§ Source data
☆ ☆ ☆

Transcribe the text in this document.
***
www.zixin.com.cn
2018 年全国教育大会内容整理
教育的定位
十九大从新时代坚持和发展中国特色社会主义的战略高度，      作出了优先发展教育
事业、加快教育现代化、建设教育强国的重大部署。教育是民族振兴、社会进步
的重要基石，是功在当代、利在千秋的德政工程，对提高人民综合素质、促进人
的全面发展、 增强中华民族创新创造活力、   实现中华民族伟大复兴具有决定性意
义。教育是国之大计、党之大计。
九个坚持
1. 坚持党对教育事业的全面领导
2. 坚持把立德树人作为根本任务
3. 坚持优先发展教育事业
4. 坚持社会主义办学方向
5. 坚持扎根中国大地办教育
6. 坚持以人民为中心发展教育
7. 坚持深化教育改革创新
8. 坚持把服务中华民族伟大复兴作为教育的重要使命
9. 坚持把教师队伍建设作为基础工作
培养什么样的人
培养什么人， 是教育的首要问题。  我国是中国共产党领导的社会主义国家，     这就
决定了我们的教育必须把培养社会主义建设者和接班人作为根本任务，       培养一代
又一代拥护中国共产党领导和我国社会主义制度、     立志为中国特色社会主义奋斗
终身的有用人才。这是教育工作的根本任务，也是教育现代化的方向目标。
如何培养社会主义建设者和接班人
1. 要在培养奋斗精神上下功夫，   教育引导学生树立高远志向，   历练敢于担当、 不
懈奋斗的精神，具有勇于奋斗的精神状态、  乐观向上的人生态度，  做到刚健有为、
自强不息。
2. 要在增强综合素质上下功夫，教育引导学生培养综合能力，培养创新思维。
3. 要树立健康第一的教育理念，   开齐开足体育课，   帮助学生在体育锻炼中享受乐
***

☆ ☆ ☆

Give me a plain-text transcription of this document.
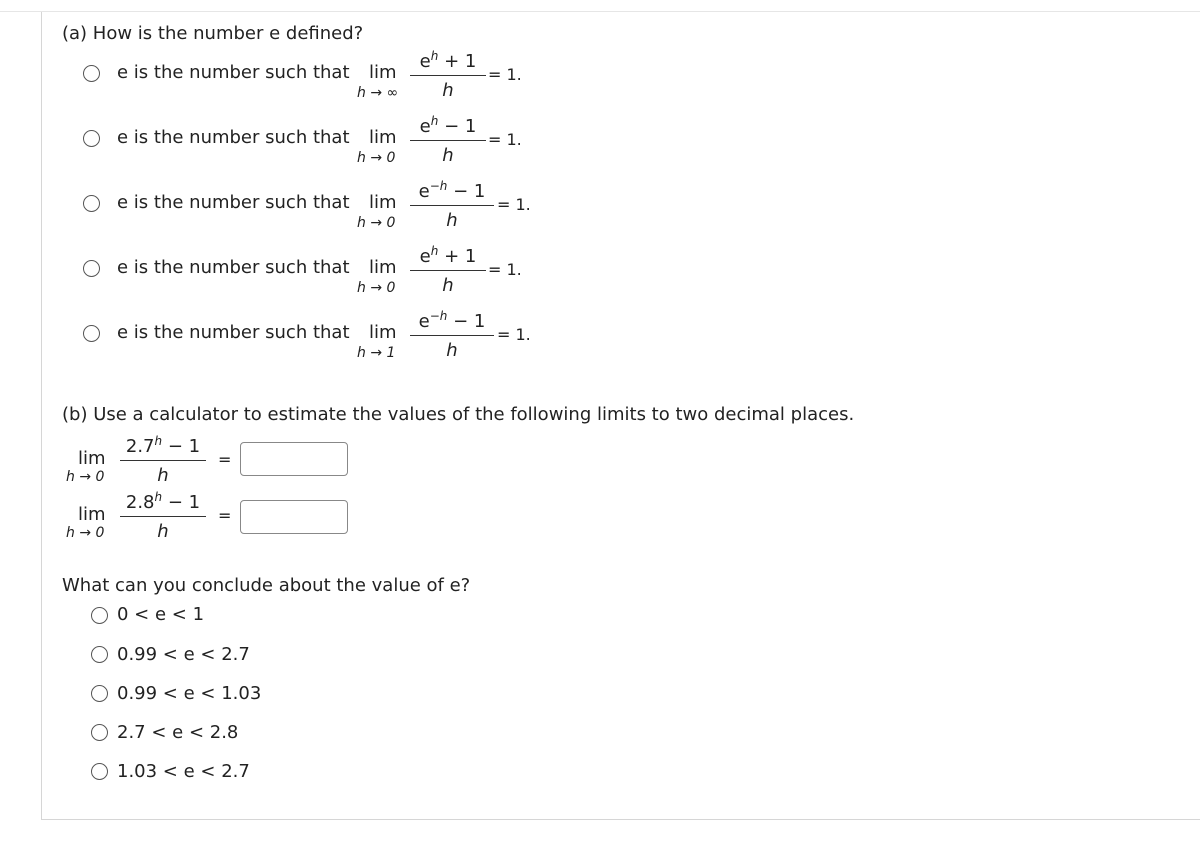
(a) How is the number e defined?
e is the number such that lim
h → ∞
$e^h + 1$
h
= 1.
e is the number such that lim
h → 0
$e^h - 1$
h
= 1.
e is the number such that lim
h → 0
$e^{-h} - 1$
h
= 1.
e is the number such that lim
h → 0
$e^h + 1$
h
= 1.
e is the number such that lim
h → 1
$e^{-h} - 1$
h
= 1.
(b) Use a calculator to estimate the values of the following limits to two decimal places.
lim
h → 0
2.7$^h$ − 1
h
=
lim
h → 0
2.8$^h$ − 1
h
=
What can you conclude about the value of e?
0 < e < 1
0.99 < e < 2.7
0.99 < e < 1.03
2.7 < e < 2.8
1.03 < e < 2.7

☆ ☆ ☆

§ Goal
Scan the data above; copy every line where "document" appears.

§ Answer to the problem
Transcribe the text in this document.
Give me a plain-text transcription of this document.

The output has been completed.